[STATED EXERCISE] Copy out the entries below in full and exactly.

* * * * * * * * *

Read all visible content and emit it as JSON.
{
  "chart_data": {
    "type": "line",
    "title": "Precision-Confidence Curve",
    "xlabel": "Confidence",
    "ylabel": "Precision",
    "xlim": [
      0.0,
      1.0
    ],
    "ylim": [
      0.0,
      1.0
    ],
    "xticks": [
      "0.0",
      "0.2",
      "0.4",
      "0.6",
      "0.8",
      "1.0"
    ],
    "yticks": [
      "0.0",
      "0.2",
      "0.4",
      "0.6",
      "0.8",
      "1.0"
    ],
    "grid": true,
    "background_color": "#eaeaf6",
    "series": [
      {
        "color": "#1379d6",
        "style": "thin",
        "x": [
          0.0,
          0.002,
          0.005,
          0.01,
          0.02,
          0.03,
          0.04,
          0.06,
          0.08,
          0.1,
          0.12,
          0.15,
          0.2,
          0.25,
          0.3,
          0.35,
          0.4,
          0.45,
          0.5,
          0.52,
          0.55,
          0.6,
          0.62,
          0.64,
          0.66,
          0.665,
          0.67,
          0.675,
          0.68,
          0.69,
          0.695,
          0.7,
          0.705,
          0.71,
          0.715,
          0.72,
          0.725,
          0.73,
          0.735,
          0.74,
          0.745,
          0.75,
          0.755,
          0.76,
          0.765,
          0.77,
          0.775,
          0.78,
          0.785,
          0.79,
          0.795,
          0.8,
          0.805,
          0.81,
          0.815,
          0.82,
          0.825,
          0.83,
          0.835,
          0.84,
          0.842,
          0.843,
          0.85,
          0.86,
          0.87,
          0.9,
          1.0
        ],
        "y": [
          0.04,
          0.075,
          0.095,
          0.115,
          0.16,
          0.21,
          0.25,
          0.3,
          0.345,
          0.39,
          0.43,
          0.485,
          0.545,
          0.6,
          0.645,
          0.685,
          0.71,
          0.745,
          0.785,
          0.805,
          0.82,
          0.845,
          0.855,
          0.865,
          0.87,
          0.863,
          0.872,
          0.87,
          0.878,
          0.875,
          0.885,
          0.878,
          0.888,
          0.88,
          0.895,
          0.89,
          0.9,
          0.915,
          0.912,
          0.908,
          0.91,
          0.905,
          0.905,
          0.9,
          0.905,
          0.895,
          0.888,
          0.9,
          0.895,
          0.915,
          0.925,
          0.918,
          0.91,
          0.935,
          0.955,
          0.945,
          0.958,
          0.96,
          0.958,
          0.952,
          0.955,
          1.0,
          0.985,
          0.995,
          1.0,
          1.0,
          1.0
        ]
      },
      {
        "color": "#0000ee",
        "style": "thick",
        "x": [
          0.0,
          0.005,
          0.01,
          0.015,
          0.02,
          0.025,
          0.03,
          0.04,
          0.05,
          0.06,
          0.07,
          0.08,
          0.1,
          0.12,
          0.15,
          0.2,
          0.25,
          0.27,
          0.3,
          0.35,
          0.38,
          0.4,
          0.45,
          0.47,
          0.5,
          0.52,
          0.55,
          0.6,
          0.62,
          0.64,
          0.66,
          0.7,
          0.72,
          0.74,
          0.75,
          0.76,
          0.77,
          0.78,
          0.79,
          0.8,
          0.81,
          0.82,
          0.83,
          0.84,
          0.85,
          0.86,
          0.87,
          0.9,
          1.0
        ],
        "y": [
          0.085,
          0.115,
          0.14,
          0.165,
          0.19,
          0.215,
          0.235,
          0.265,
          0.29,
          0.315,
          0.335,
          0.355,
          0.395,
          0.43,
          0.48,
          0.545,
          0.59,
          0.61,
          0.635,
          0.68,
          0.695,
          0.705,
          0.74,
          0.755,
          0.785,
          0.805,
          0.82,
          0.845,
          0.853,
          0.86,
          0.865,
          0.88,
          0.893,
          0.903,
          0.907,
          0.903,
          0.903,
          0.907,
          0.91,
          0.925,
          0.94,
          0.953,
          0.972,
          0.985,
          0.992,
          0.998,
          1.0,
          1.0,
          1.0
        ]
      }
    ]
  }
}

* * * * * * * * *

[ANSWER TO THE TASK]
Read all visible content and emit it as JSON.
{
  "chart_data": {
    "type": "line",
    "title": "Precision-Confidence Curve",
    "xlabel": "Confidence",
    "ylabel": "Precision",
    "xlim": [
      0.0,
      1.0
    ],
    "ylim": [
      0.0,
      1.0
    ],
    "xticks": [
      "0.0",
      "0.2",
      "0.4",
      "0.6",
      "0.8",
      "1.0"
    ],
    "yticks": [
      "0.0",
      "0.2",
      "0.4",
      "0.6",
      "0.8",
      "1.0"
    ],
    "grid": true,
    "background_color": "#eaeaf6",
    "series": [
      {
        "color": "#1379d6",
        "style": "thin",
        "x": [
          0.0,
          0.002,
          0.005,
          0.01,
          0.02,
          0.03,
          0.04,
          0.06,
          0.08,
          0.1,
          0.12,
          0.15,
          0.2,
          0.25,
          0.3,
          0.35,
          0.4,
          0.45,
          0.5,
          0.52,
          0.55,
          0.6,
          0.62,
          0.64,
          0.66,
          0.665,
          0.67,
          0.675,
          0.68,
          0.69,
          0.695,
          0.7,
          0.705,
          0.71,
          0.715,
          0.72,
          0.725,
          0.73,
          0.735,
          0.74,
          0.745,
          0.75,
          0.755,
          0.76,
          0.765,
          0.77,
          0.775,
          0.78,
          0.785,
          0.79,
          0.795,
          0.8,
          0.805,
          0.81,
          0.815,
          0.82,
          0.825,
          0.83,
          0.835,
          0.84,
          0.842,
          0.843,
          0.85,
          0.86,
          0.87,
          0.9,
          1.0
        ],
        "y": [
          0.04,
          0.075,
          0.095,
          0.115,
          0.16,
          0.21,
          0.25,
          0.3,
          0.345,
          0.39,
          0.43,
          0.485,
          0.545,
          0.6,
          0.645,
          0.685,
          0.71,
          0.745,
          0.785,
          0.805,
          0.82,
          0.845,
          0.855,
          0.865,
          0.87,
          0.863,
          0.872,
          0.87,
          0.878,
          0.875,
          0.885,
          0.878,
          0.888,
          0.88,
          0.895,
          0.89,
          0.9,
          0.915,
          0.912,
          0.908,
          0.91,
          0.905,
          0.905,
          0.9,
          0.905,
          0.895,
          0.888,
          0.9,
          0.895,
          0.915,
          0.925,
          0.918,
          0.91,
          0.935,
          0.955,
          0.945,
          0.958,
          0.96,
          0.958,
          0.952,
          0.955,
          1.0,
          0.985,
          0.995,
          1.0,
          1.0,
          1.0
        ]
      },
      {
        "color": "#0000ee",
        "style": "thick",
        "x": [
          0.0,
          0.005,
          0.01,
          0.015,
          0.02,
          0.025,
          0.03,
          0.04,
          0.05,
          0.06,
          0.07,
          0.08,
          0.1,
          0.12,
          0.15,
          0.2,
          0.25,
          0.27,
          0.3,
          0.35,
          0.38,
          0.4,
          0.45,
          0.47,
          0.5,
          0.52,
          0.55,
          0.6,
          0.62,
          0.64,
          0.66,
          0.7,
          0.72,
          0.74,
          0.75,
          0.76,
          0.77,
          0.78,
          0.79,
          0.8,
          0.81,
          0.82,
          0.83,
          0.84,
          0.85,
          0.86,
          0.87,
          0.9,
          1.0
        ],
        "y": [
          0.085,
          0.115,
          0.14,
          0.165,
          0.19,
          0.215,
          0.235,
          0.265,
          0.29,
          0.315,
          0.335,
          0.355,
          0.395,
          0.43,
          0.48,
          0.545,
          0.59,
          0.61,
          0.635,
          0.68,
          0.695,
          0.705,
          0.74,
          0.755,
          0.785,
          0.805,
          0.82,
          0.845,
          0.853,
          0.86,
          0.865,
          0.88,
          0.893,
          0.903,
          0.907,
          0.903,
          0.903,
          0.907,
          0.91,
          0.925,
          0.94,
          0.953,
          0.972,
          0.985,
          0.992,
          0.998,
          1.0,
          1.0,
          1.0
        ]
      }
    ]
  }
}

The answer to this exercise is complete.